● **CHALLENGE**
Read the records and write them out again exactly.

+ + +

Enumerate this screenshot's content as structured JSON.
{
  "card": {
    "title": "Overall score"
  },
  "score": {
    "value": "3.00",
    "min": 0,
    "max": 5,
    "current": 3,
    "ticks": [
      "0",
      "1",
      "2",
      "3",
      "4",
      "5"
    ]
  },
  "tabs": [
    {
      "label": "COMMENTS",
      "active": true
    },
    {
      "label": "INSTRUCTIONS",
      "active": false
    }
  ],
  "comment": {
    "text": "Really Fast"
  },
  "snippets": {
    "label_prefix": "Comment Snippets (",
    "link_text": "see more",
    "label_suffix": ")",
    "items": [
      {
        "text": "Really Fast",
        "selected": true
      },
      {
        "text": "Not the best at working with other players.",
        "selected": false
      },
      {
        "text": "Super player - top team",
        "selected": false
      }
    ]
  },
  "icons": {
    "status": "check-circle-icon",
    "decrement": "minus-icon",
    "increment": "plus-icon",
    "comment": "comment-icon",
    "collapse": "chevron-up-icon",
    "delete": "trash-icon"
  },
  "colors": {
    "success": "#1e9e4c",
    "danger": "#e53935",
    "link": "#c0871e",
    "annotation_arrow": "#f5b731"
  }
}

+ + +

● **THE RESULT**
Enumerate this screenshot's content as structured JSON.
{
  "card": {
    "title": "Overall score"
  },
  "score": {
    "value": "3.00",
    "min": 0,
    "max": 5,
    "current": 3,
    "ticks": [
      "0",
      "1",
      "2",
      "3",
      "4",
      "5"
    ]
  },
  "tabs": [
    {
      "label": "COMMENTS",
      "active": true
    },
    {
      "label": "INSTRUCTIONS",
      "active": false
    }
  ],
  "comment": {
    "text": "Really Fast"
  },
  "snippets": {
    "label_prefix": "Comment Snippets (",
    "link_text": "see more",
    "label_suffix": ")",
    "items": [
      {
        "text": "Really Fast",
        "selected": true
      },
      {
        "text": "Not the best at working with other players.",
        "selected": false
      },
      {
        "text": "Super player - top team",
        "selected": false
      }
    ]
  },
  "icons": {
    "status": "check-circle-icon",
    "decrement": "minus-icon",
    "increment": "plus-icon",
    "comment": "comment-icon",
    "collapse": "chevron-up-icon",
    "delete": "trash-icon"
  },
  "colors": {
    "success": "#1e9e4c",
    "danger": "#e53935",
    "link": "#c0871e",
    "annotation_arrow": "#f5b731"
  }
}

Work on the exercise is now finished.